## INSTRUCTIONS TO FOLLOW
Return all of the lines below exactly as they are.
--------
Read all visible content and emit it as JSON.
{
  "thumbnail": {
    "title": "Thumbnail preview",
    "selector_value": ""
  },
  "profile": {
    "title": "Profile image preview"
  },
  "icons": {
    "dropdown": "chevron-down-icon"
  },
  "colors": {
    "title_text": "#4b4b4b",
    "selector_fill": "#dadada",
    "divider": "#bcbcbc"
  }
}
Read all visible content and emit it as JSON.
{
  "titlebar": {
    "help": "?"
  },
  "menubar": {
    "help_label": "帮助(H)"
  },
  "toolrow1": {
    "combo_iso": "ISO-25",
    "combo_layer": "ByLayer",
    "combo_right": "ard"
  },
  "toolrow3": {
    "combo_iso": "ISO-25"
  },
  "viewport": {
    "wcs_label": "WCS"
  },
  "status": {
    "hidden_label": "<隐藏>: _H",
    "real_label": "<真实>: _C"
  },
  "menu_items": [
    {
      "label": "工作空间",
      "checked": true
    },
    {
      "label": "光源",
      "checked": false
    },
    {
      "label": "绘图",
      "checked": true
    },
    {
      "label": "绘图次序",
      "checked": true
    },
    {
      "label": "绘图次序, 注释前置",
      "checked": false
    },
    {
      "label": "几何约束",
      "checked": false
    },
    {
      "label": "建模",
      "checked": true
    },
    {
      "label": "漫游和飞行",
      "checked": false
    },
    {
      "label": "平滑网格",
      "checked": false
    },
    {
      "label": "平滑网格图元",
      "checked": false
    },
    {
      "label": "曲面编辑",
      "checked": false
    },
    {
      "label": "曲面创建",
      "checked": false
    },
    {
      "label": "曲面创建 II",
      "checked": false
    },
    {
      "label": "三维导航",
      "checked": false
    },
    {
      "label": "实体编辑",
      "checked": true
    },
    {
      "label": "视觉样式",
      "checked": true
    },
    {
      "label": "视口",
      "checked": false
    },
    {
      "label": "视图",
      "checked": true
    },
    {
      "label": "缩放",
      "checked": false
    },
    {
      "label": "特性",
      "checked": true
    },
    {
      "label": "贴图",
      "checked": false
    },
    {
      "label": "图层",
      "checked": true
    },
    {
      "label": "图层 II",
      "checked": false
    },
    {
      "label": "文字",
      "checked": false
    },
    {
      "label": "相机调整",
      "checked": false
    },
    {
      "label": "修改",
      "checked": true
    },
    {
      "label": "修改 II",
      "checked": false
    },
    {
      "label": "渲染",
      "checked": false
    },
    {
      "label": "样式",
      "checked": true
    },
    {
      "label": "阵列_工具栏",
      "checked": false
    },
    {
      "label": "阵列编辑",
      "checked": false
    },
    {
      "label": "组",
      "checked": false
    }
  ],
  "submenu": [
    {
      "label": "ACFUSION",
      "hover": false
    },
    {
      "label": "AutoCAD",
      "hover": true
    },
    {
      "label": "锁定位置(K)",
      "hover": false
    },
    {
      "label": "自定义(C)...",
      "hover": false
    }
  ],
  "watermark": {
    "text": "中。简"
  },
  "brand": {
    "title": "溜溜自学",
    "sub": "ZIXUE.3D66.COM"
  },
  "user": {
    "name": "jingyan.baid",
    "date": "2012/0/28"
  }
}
--------
## RESULT FOR THIS EXERCISE
Read all visible content and emit it as JSON.
{
  "thumbnail": {
    "title": "Thumbnail preview",
    "selector_value": ""
  },
  "profile": {
    "title": "Profile image preview"
  },
  "icons": {
    "dropdown": "chevron-down-icon"
  },
  "colors": {
    "title_text": "#4b4b4b",
    "selector_fill": "#dadada",
    "divider": "#bcbcbc"
  }
}
Read all visible content and emit it as JSON.
{
  "titlebar": {
    "help": "?"
  },
  "menubar": {
    "help_label": "帮助(H)"
  },
  "toolrow1": {
    "combo_iso": "ISO-25",
    "combo_layer": "ByLayer",
    "combo_right": "ard"
  },
  "toolrow3": {
    "combo_iso": "ISO-25"
  },
  "viewport": {
    "wcs_label": "WCS"
  },
  "status": {
    "hidden_label": "<隐藏>: _H",
    "real_label": "<真实>: _C"
  },
  "menu_items": [
    {
      "label": "工作空间",
      "checked": true
    },
    {
      "label": "光源",
      "checked": false
    },
    {
      "label": "绘图",
      "checked": true
    },
    {
      "label": "绘图次序",
      "checked": true
    },
    {
      "label": "绘图次序, 注释前置",
      "checked": false
    },
    {
      "label": "几何约束",
      "checked": false
    },
    {
      "label": "建模",
      "checked": true
    },
    {
      "label": "漫游和飞行",
      "checked": false
    },
    {
      "label": "平滑网格",
      "checked": false
    },
    {
      "label": "平滑网格图元",
      "checked": false
    },
    {
      "label": "曲面编辑",
      "checked": false
    },
    {
      "label": "曲面创建",
      "checked": false
    },
    {
      "label": "曲面创建 II",
      "checked": false
    },
    {
      "label": "三维导航",
      "checked": false
    },
    {
      "label": "实体编辑",
      "checked": true
    },
    {
      "label": "视觉样式",
      "checked": true
    },
    {
      "label": "视口",
      "checked": false
    },
    {
      "label": "视图",
      "checked": true
    },
    {
      "label": "缩放",
      "checked": false
    },
    {
      "label": "特性",
      "checked": true
    },
    {
      "label": "贴图",
      "checked": false
    },
    {
      "label": "图层",
      "checked": true
    },
    {
      "label": "图层 II",
      "checked": false
    },
    {
      "label": "文字",
      "checked": false
    },
    {
      "label": "相机调整",
      "checked": false
    },
    {
      "label": "修改",
      "checked": true
    },
    {
      "label": "修改 II",
      "checked": false
    },
    {
      "label": "渲染",
      "checked": false
    },
    {
      "label": "样式",
      "checked": true
    },
    {
      "label": "阵列_工具栏",
      "checked": false
    },
    {
      "label": "阵列编辑",
      "checked": false
    },
    {
      "label": "组",
      "checked": false
    }
  ],
  "submenu": [
    {
      "label": "ACFUSION",
      "hover": false
    },
    {
      "label": "AutoCAD",
      "hover": true
    },
    {
      "label": "锁定位置(K)",
      "hover": false
    },
    {
      "label": "自定义(C)...",
      "hover": false
    }
  ],
  "watermark": {
    "text": "中。简"
  },
  "brand": {
    "title": "溜溜自学",
    "sub": "ZIXUE.3D66.COM"
  },
  "user": {
    "name": "jingyan.baid",
    "date": "2012/0/28"
  }
}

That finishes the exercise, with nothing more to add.